Instruction –
Retype the data that follows line by line, exactly, and leave its pictures out.

** start Extracted entries **

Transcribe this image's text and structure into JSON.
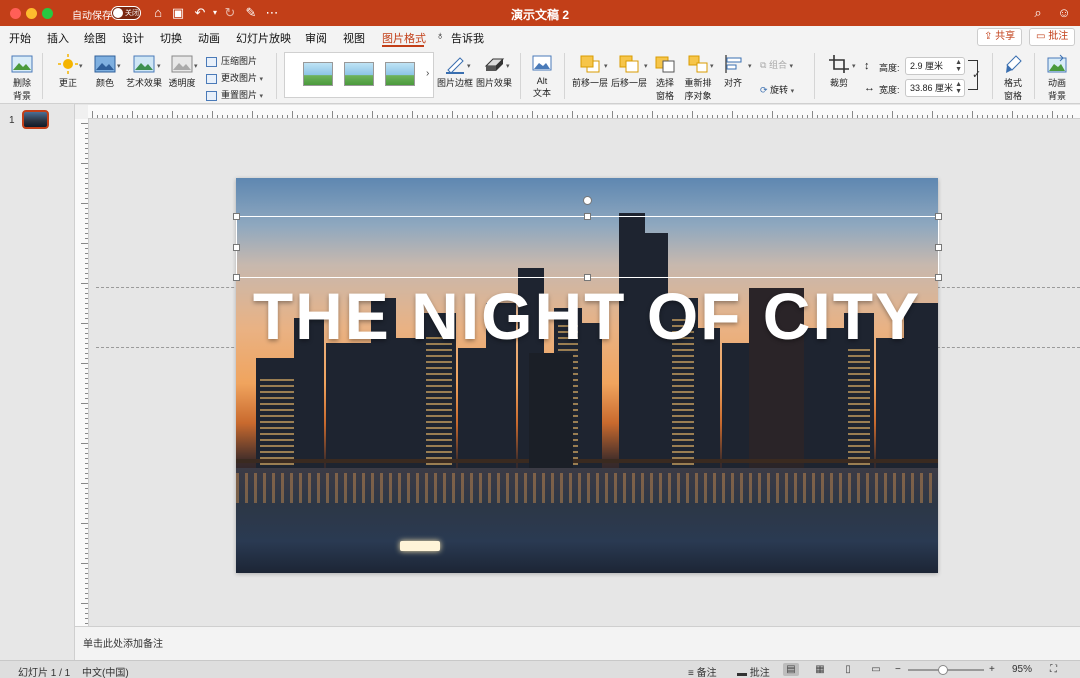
{
  "window": {
    "title": "演示文稿 2",
    "autosave_label": "自动保存",
    "autosave_state": "关闭"
  },
  "menu": {
    "tabs": [
      "开始",
      "插入",
      "绘图",
      "设计",
      "切换",
      "动画",
      "幻灯片放映",
      "审阅",
      "视图",
      "图片格式"
    ],
    "tell_me": "告诉我",
    "share": "共享",
    "comments": "批注"
  },
  "ribbon": {
    "remove_bg": [
      "删除",
      "背景"
    ],
    "corrections": "更正",
    "color": "颜色",
    "artistic": "艺术效果",
    "transparency": "透明度",
    "compress": "压缩图片",
    "change": "更改图片",
    "reset": "重置图片",
    "border": "图片边框",
    "effects": "图片效果",
    "alt": [
      "Alt",
      "文本"
    ],
    "bring_forward": "前移一层",
    "send_backward": "后移一层",
    "selection_pane": [
      "选择",
      "窗格"
    ],
    "reorder": [
      "重新排",
      "序对象"
    ],
    "align": "对齐",
    "group": "组合",
    "rotate": "旋转",
    "crop": "裁剪",
    "height_label": "高度:",
    "height_value": "2.9 厘米",
    "width_label": "宽度:",
    "width_value": "33.86 厘米",
    "format_pane": [
      "格式",
      "窗格"
    ],
    "animate_bg": [
      "动画",
      "背景"
    ]
  },
  "sidebar": {
    "slide_number": "1"
  },
  "slide": {
    "title": "THE NIGHT OF CITY"
  },
  "notes": {
    "placeholder": "单击此处添加备注"
  },
  "status": {
    "slide_info": "幻灯片 1 / 1",
    "language": "中文(中国)",
    "notes": "备注",
    "comments": "批注",
    "zoom": "95%"
  },
  "colors": {
    "accent": "#c23f18"
  }
}
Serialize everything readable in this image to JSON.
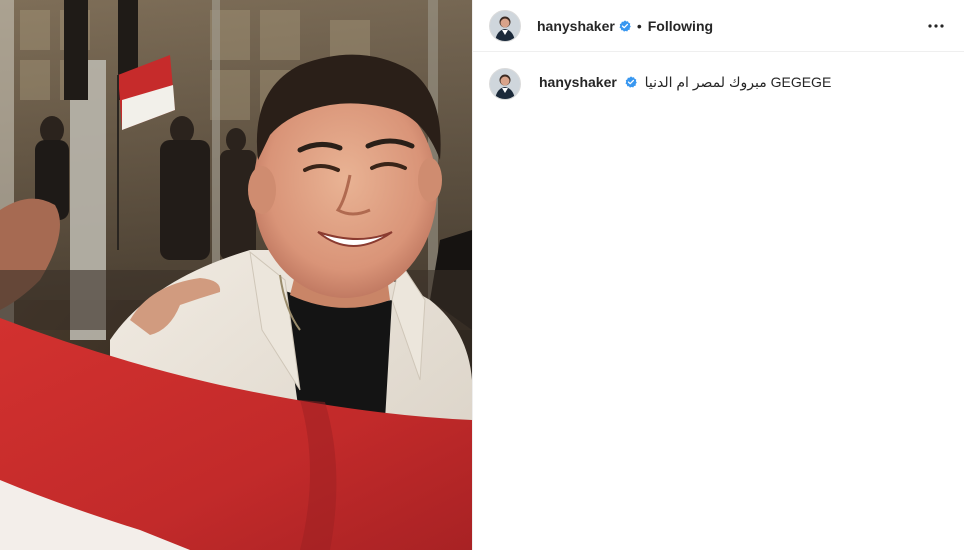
{
  "post": {
    "image_alt": "hanyshaker photo",
    "author": {
      "username": "hanyshaker",
      "verified": true,
      "avatar_icon": "profile-avatar",
      "follow_status": "Following",
      "separator": "•"
    },
    "more_icon": "more-options-icon",
    "caption": {
      "username": "hanyshaker",
      "text": "مبروك لمصر ام الدنيا GEGEGE"
    }
  },
  "colors": {
    "verified_blue": "#3897f0",
    "flag_red": "#c8282b",
    "text": "#262626"
  }
}
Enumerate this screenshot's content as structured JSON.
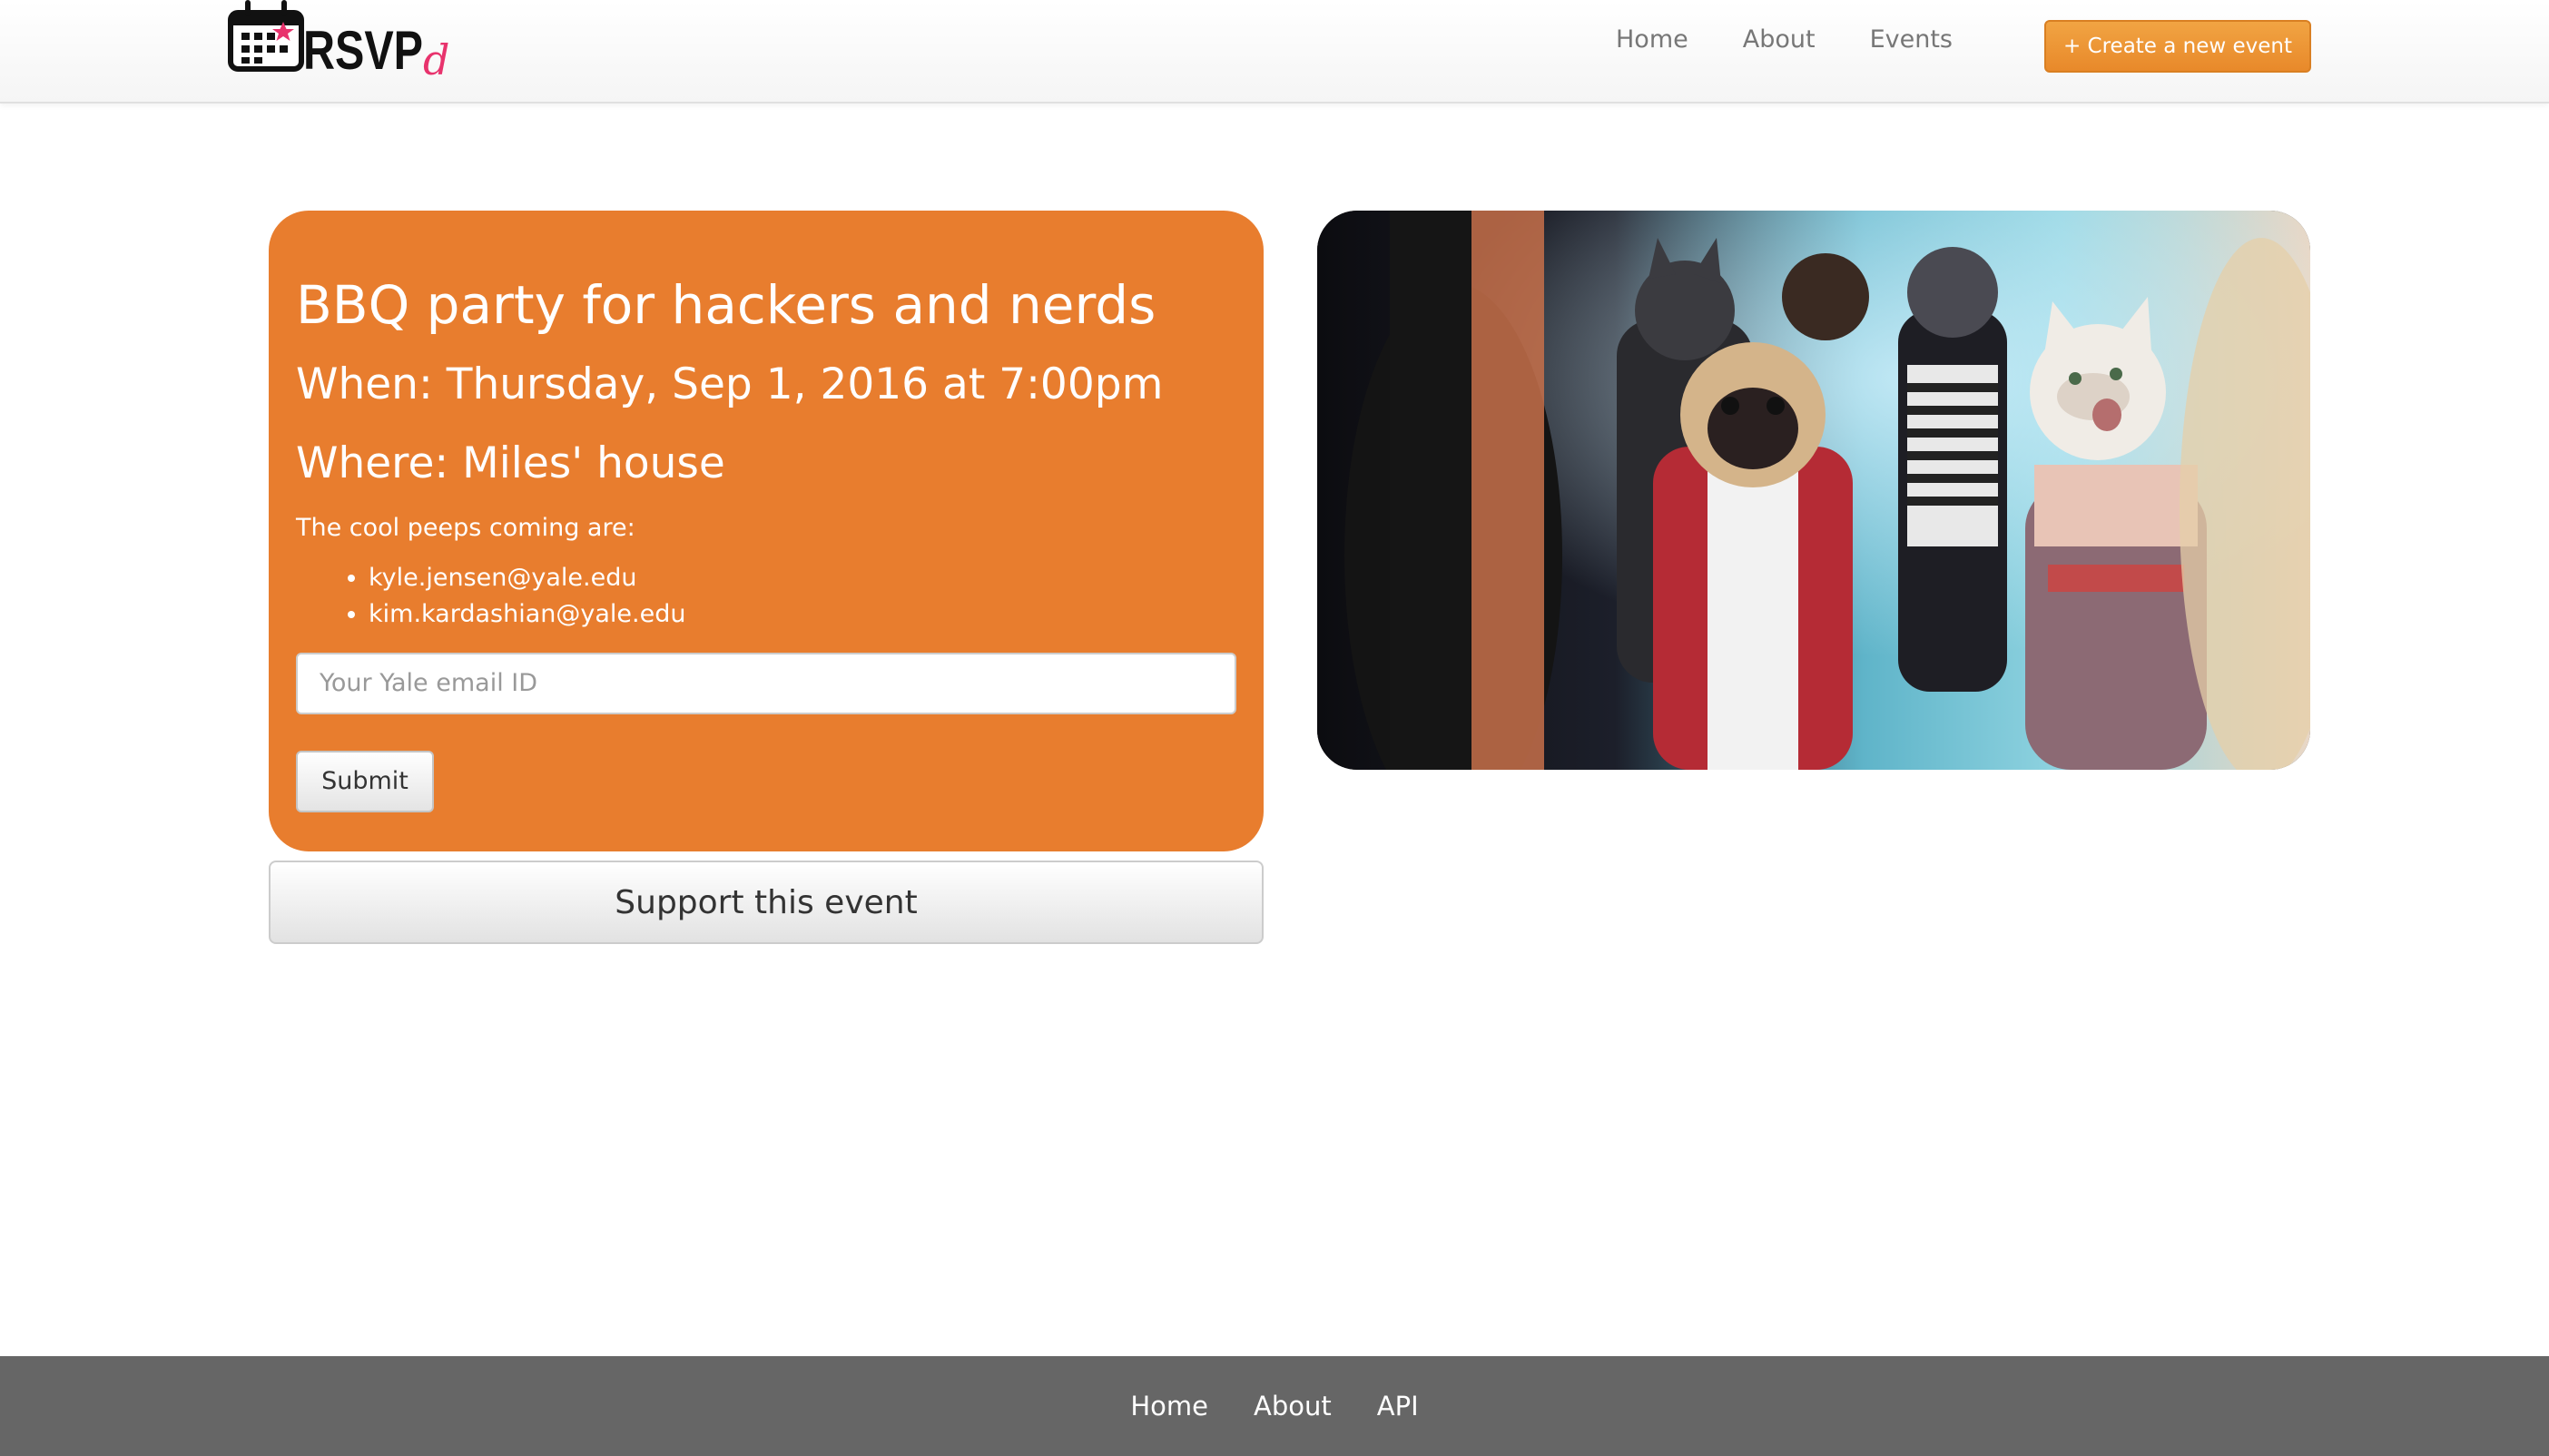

** end Extracted entries **

Final answer –
Transcribe this image's text and structure into JSON.
{
  "window": {
    "title": "演示文稿 2",
    "autosave_label": "自动保存",
    "autosave_state": "关闭"
  },
  "menu": {
    "tabs": [
      "开始",
      "插入",
      "绘图",
      "设计",
      "切换",
      "动画",
      "幻灯片放映",
      "审阅",
      "视图",
      "图片格式"
    ],
    "tell_me": "告诉我",
    "share": "共享",
    "comments": "批注"
  },
  "ribbon": {
    "remove_bg": [
      "删除",
      "背景"
    ],
    "corrections": "更正",
    "color": "颜色",
    "artistic": "艺术效果",
    "transparency": "透明度",
    "compress": "压缩图片",
    "change": "更改图片",
    "reset": "重置图片",
    "border": "图片边框",
    "effects": "图片效果",
    "alt": [
      "Alt",
      "文本"
    ],
    "bring_forward": "前移一层",
    "send_backward": "后移一层",
    "selection_pane": [
      "选择",
      "窗格"
    ],
    "reorder": [
      "重新排",
      "序对象"
    ],
    "align": "对齐",
    "group": "组合",
    "rotate": "旋转",
    "crop": "裁剪",
    "height_label": "高度:",
    "height_value": "2.9 厘米",
    "width_label": "宽度:",
    "width_value": "33.86 厘米",
    "format_pane": [
      "格式",
      "窗格"
    ],
    "animate_bg": [
      "动画",
      "背景"
    ]
  },
  "sidebar": {
    "slide_number": "1"
  },
  "slide": {
    "title": "THE NIGHT OF CITY"
  },
  "notes": {
    "placeholder": "单击此处添加备注"
  },
  "status": {
    "slide_info": "幻灯片 1 / 1",
    "language": "中文(中国)",
    "notes": "备注",
    "comments": "批注",
    "zoom": "95%"
  },
  "colors": {
    "accent": "#c23f18"
  }
}
Serialize everything readable in this image to JSON.
{
  "post": {
    "image_alt": "hanyshaker photo",
    "author": {
      "username": "hanyshaker",
      "verified": true,
      "avatar_icon": "profile-avatar",
      "follow_status": "Following",
      "separator": "•"
    },
    "more_icon": "more-options-icon",
    "caption": {
      "username": "hanyshaker",
      "text": "مبروك لمصر ام الدنيا GEGEGE"
    }
  },
  "colors": {
    "verified_blue": "#3897f0",
    "flag_red": "#c8282b",
    "text": "#262626"
  }
}
Enumerate this screenshot's content as structured JSON.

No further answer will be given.